Short exercise:
Copy the entries below without any changes, from the first line through the line that contains "290, 1898, 322]".

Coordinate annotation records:

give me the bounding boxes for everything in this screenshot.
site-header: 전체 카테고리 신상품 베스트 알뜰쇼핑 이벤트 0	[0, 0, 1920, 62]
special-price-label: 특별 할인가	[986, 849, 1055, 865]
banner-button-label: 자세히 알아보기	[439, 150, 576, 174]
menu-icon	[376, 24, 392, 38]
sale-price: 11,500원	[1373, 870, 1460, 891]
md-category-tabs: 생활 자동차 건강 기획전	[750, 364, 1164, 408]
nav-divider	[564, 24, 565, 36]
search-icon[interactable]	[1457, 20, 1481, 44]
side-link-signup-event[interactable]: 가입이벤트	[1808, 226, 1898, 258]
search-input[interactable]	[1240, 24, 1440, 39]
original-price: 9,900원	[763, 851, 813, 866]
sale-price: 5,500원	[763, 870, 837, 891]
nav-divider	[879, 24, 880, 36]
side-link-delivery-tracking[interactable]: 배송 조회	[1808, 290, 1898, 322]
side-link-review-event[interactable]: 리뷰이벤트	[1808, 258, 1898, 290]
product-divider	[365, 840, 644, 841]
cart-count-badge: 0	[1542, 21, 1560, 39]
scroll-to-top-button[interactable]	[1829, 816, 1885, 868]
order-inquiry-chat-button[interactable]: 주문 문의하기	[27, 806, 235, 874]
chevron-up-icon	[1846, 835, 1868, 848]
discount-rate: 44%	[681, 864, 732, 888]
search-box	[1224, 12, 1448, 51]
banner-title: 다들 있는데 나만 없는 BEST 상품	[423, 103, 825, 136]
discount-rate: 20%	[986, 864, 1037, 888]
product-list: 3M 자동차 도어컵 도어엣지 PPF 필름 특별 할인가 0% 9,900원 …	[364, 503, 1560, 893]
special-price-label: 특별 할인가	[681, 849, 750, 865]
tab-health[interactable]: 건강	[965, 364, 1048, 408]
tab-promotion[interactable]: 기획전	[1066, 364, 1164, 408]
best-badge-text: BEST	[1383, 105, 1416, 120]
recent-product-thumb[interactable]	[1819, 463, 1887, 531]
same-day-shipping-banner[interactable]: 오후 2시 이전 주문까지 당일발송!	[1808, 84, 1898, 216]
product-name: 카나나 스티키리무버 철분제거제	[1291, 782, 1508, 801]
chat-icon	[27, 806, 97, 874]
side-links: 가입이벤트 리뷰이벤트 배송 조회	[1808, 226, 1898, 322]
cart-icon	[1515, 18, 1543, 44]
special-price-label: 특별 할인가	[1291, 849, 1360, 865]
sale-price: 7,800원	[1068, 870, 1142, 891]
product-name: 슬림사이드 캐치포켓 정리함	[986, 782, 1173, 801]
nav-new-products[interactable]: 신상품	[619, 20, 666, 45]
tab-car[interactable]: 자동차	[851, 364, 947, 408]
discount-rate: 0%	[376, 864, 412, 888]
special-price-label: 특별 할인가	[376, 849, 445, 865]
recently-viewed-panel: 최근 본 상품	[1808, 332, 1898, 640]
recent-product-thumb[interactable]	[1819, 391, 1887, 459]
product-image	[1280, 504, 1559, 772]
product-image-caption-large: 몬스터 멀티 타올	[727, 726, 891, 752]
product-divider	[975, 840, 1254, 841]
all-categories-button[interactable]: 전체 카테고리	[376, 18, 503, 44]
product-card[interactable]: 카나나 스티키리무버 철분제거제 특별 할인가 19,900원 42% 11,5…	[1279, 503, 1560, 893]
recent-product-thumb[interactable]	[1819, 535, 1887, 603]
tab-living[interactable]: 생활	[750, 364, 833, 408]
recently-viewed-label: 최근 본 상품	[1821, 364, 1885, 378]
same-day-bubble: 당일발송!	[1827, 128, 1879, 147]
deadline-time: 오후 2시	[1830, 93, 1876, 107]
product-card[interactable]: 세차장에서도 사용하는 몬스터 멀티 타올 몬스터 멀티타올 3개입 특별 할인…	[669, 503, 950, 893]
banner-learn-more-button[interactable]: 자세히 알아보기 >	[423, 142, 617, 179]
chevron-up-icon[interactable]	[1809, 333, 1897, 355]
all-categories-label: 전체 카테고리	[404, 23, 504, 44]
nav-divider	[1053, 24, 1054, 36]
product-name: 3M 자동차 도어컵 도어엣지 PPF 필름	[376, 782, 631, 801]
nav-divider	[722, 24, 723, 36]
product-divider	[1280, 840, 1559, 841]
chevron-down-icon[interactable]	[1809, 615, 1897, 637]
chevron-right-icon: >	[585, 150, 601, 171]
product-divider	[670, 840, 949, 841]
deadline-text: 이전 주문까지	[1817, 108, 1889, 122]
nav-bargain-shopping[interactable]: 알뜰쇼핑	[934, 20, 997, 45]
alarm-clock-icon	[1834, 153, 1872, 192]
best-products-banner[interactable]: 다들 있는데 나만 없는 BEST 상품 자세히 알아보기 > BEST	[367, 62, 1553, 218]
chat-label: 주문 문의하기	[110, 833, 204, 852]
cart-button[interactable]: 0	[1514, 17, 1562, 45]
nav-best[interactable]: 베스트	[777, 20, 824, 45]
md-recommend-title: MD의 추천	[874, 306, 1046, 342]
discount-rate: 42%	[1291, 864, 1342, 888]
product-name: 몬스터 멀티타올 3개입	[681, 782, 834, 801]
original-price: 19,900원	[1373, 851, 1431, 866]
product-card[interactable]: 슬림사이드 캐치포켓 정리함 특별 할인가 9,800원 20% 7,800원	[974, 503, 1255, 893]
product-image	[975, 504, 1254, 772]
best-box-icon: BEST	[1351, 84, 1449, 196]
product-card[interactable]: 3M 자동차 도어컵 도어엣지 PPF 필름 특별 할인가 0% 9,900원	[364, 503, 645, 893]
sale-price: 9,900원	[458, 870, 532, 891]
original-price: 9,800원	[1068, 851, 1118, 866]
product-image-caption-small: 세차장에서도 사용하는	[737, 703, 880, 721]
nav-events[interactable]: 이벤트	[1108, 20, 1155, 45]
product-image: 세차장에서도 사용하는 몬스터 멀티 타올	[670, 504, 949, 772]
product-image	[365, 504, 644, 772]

Answer to this exercise:
give me the bounding boxes for everything in this screenshot.
site-header: 전체 카테고리 신상품 베스트 알뜰쇼핑 이벤트 0	[0, 0, 1920, 62]
special-price-label: 특별 할인가	[986, 849, 1055, 865]
banner-button-label: 자세히 알아보기	[439, 150, 576, 174]
menu-icon	[376, 24, 392, 38]
sale-price: 11,500원	[1373, 870, 1460, 891]
md-category-tabs: 생활 자동차 건강 기획전	[750, 364, 1164, 408]
nav-divider	[564, 24, 565, 36]
search-icon[interactable]	[1457, 20, 1481, 44]
side-link-signup-event[interactable]: 가입이벤트	[1808, 226, 1898, 258]
search-input[interactable]	[1240, 24, 1440, 39]
original-price: 9,900원	[763, 851, 813, 866]
sale-price: 5,500원	[763, 870, 837, 891]
nav-divider	[879, 24, 880, 36]
side-link-delivery-tracking[interactable]: 배송 조회	[1808, 290, 1898, 322]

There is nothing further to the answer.